# What the exercise asks
Go through the records line by line and work out how many lines hold the word "конца". Answer with the number only.

# Given records
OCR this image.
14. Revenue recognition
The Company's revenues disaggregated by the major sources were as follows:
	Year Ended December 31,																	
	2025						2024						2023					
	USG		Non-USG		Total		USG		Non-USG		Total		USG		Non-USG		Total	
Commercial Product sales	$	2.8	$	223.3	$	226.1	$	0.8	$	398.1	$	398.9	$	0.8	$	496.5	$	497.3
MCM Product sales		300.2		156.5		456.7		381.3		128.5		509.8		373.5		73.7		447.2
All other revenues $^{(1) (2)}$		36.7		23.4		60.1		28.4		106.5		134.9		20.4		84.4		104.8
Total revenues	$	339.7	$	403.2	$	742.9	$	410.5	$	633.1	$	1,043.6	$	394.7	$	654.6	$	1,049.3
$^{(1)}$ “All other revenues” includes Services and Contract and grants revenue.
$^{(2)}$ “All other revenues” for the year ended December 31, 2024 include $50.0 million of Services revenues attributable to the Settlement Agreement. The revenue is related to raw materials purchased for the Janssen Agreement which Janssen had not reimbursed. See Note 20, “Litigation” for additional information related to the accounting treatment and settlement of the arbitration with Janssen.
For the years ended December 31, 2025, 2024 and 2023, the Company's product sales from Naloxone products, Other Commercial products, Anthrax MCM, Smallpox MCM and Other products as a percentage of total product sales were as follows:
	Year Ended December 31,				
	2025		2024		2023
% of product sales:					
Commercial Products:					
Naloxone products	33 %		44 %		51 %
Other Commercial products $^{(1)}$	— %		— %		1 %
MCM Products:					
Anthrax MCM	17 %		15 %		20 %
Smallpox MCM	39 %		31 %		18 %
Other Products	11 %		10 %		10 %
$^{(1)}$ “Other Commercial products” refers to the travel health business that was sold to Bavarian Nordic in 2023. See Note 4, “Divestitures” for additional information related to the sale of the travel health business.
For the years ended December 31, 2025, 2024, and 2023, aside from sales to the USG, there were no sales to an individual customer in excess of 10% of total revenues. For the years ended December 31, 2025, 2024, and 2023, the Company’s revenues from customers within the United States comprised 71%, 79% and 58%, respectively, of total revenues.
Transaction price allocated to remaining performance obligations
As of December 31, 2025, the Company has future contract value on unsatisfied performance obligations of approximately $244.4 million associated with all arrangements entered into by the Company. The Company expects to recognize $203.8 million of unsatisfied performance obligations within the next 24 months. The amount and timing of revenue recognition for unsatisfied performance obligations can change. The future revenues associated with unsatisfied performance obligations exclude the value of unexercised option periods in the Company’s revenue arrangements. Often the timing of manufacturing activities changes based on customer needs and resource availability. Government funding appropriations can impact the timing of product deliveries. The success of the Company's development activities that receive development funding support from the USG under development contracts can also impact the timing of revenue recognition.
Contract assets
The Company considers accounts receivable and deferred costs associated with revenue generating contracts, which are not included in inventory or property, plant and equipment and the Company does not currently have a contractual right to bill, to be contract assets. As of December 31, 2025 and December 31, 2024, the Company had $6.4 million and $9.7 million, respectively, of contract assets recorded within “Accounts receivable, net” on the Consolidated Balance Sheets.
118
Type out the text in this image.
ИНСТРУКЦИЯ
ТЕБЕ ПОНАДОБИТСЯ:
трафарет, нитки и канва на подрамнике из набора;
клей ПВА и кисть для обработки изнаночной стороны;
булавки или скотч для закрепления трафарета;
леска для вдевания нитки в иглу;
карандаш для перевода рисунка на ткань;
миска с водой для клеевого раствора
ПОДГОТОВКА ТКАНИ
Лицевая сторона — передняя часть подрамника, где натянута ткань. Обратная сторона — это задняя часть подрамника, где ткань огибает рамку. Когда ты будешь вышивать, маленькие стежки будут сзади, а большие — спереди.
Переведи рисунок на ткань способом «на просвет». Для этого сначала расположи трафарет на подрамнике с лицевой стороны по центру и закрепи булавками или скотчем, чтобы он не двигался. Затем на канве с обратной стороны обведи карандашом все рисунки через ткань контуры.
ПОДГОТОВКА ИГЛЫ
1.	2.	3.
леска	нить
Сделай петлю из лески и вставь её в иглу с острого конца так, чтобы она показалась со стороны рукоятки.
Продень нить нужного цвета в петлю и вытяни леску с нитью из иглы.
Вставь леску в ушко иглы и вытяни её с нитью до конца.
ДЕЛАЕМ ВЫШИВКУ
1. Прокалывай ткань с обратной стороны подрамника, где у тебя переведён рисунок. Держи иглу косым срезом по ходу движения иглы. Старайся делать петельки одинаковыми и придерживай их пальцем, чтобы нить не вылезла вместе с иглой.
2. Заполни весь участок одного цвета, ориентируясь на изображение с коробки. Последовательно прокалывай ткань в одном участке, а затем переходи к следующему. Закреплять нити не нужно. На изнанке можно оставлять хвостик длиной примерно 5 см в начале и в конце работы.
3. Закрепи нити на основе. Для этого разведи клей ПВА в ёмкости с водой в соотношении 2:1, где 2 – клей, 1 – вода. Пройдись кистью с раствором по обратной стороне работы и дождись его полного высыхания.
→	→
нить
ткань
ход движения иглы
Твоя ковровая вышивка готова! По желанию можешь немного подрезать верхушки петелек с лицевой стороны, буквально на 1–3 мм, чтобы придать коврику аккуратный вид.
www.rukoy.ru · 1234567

# Solution to the problem
2